Goal:
Output only the count of lines that contain "Comment".

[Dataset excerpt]
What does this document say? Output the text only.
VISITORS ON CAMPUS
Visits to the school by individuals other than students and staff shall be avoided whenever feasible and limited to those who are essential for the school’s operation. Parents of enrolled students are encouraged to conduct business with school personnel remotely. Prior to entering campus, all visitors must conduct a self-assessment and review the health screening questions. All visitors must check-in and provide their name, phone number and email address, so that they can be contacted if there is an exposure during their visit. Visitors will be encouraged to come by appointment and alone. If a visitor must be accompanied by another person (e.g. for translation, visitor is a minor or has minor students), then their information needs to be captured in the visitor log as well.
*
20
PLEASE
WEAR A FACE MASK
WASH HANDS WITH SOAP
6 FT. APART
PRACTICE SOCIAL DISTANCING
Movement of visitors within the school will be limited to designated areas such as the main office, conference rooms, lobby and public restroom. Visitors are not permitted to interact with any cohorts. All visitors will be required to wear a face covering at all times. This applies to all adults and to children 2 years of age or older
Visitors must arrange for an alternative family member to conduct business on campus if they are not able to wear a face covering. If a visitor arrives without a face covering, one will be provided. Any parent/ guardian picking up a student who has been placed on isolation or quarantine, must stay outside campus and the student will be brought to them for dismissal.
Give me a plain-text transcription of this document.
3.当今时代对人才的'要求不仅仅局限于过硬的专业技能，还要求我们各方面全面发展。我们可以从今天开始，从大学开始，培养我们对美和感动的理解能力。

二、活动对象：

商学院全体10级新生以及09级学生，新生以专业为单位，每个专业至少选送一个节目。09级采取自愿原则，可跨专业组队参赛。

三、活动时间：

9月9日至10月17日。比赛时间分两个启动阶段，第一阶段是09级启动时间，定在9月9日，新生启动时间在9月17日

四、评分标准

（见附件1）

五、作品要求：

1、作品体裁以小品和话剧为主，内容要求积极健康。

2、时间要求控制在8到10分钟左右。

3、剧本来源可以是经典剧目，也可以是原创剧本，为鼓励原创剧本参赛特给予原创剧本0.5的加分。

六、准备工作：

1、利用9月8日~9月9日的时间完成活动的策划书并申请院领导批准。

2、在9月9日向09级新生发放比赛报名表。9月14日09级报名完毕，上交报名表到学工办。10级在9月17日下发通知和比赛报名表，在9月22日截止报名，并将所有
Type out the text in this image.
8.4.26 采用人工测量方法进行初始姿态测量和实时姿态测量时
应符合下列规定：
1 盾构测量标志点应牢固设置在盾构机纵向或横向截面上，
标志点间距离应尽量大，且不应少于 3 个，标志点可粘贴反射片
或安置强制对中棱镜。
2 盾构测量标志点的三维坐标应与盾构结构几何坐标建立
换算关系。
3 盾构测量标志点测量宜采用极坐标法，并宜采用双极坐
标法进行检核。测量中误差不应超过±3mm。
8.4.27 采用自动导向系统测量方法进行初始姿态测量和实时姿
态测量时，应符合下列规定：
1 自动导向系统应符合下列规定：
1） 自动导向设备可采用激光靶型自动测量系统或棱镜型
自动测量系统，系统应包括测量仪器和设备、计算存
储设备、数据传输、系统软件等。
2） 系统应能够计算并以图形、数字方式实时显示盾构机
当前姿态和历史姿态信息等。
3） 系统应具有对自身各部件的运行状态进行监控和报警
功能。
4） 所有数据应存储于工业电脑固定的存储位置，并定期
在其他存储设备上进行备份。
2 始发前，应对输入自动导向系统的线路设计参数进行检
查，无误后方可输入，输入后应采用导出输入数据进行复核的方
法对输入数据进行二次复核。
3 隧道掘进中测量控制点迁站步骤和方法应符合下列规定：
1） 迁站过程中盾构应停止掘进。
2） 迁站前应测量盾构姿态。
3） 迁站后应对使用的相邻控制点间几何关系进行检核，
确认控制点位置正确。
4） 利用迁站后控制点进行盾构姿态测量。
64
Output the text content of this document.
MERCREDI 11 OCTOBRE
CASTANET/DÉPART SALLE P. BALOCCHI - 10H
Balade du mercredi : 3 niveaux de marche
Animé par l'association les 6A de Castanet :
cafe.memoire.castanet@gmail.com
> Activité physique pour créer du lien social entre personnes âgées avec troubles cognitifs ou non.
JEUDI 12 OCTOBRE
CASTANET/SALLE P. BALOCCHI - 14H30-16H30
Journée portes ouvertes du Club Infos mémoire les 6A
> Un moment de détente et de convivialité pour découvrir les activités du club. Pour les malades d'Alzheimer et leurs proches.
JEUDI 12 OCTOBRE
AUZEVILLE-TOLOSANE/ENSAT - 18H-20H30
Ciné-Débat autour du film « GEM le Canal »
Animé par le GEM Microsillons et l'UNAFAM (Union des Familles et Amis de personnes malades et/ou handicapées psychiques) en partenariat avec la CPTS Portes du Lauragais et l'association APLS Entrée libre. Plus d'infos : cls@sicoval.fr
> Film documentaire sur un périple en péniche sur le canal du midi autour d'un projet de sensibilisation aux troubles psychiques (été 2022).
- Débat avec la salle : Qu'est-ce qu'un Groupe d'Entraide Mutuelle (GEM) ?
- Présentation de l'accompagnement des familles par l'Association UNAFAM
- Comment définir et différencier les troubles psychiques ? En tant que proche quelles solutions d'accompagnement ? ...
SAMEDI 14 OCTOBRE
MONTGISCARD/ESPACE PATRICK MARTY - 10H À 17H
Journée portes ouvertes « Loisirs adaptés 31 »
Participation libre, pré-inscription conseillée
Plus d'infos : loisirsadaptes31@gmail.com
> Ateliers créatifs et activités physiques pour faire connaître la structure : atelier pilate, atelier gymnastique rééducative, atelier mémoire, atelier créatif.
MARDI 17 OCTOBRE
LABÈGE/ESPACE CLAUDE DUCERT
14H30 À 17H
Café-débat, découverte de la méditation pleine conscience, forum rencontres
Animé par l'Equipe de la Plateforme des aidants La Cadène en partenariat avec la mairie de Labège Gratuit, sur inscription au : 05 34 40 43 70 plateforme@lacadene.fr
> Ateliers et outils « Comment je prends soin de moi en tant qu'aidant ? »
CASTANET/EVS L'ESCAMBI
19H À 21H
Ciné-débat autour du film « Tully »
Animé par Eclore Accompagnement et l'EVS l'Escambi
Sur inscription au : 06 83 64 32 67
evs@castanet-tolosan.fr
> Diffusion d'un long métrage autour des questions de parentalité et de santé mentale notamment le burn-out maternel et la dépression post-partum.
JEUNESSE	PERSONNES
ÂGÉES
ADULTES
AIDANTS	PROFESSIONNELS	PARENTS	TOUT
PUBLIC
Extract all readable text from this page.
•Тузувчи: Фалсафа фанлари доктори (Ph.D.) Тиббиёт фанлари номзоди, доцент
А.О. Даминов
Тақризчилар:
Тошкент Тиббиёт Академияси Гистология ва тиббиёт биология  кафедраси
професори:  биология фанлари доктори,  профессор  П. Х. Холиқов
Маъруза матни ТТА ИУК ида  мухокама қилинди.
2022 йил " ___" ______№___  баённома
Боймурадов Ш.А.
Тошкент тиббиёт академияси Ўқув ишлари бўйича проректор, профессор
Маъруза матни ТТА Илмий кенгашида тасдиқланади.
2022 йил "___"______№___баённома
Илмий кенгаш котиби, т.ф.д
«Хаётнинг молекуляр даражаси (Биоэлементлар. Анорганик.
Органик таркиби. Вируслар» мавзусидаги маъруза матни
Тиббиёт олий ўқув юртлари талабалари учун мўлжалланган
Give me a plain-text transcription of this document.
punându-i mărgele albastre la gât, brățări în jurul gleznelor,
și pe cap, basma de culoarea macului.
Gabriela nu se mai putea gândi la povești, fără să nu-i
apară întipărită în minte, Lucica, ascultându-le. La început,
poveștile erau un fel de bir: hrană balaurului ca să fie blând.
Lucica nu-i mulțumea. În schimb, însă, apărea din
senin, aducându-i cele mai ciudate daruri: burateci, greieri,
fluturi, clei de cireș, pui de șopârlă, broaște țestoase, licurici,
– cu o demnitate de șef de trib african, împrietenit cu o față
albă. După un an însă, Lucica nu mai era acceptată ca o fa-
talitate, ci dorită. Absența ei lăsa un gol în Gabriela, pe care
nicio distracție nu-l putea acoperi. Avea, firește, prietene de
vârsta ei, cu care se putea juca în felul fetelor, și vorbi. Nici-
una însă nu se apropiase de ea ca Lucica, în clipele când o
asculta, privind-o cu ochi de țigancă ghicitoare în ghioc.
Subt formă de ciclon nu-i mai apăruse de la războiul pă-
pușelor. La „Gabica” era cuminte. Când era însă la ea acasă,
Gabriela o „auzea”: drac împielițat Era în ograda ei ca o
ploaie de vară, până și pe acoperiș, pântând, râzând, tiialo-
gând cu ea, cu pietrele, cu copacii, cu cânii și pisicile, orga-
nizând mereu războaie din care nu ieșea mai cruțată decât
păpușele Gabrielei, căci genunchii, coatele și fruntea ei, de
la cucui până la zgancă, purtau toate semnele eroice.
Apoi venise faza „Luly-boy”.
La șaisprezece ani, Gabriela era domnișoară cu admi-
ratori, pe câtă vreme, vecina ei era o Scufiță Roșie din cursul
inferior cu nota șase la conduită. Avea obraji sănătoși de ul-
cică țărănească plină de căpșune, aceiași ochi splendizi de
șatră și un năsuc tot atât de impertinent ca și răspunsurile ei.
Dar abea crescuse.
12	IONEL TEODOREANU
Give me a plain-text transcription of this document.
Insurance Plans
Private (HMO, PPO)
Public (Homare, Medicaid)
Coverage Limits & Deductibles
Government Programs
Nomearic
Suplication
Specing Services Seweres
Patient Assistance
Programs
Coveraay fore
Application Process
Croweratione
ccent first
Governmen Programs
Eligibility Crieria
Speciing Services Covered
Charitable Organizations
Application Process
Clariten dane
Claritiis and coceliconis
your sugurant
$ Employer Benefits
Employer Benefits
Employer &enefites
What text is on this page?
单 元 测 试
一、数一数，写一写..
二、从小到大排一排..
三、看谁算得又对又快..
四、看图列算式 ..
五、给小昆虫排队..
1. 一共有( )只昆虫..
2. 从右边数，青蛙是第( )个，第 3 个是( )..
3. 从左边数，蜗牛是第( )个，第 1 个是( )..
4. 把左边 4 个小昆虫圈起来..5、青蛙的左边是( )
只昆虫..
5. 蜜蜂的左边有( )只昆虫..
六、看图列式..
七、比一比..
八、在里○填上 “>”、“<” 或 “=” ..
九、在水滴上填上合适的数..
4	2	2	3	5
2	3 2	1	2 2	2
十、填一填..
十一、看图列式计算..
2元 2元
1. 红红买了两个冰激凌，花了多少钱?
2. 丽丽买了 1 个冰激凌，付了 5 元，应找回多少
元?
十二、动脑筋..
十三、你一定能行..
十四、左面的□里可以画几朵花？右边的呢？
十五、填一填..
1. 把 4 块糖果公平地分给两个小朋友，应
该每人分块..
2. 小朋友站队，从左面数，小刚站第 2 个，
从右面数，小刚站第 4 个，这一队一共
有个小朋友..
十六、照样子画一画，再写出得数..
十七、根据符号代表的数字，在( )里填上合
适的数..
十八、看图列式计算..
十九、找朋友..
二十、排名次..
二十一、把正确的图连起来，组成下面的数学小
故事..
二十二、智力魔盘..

Right answer:
2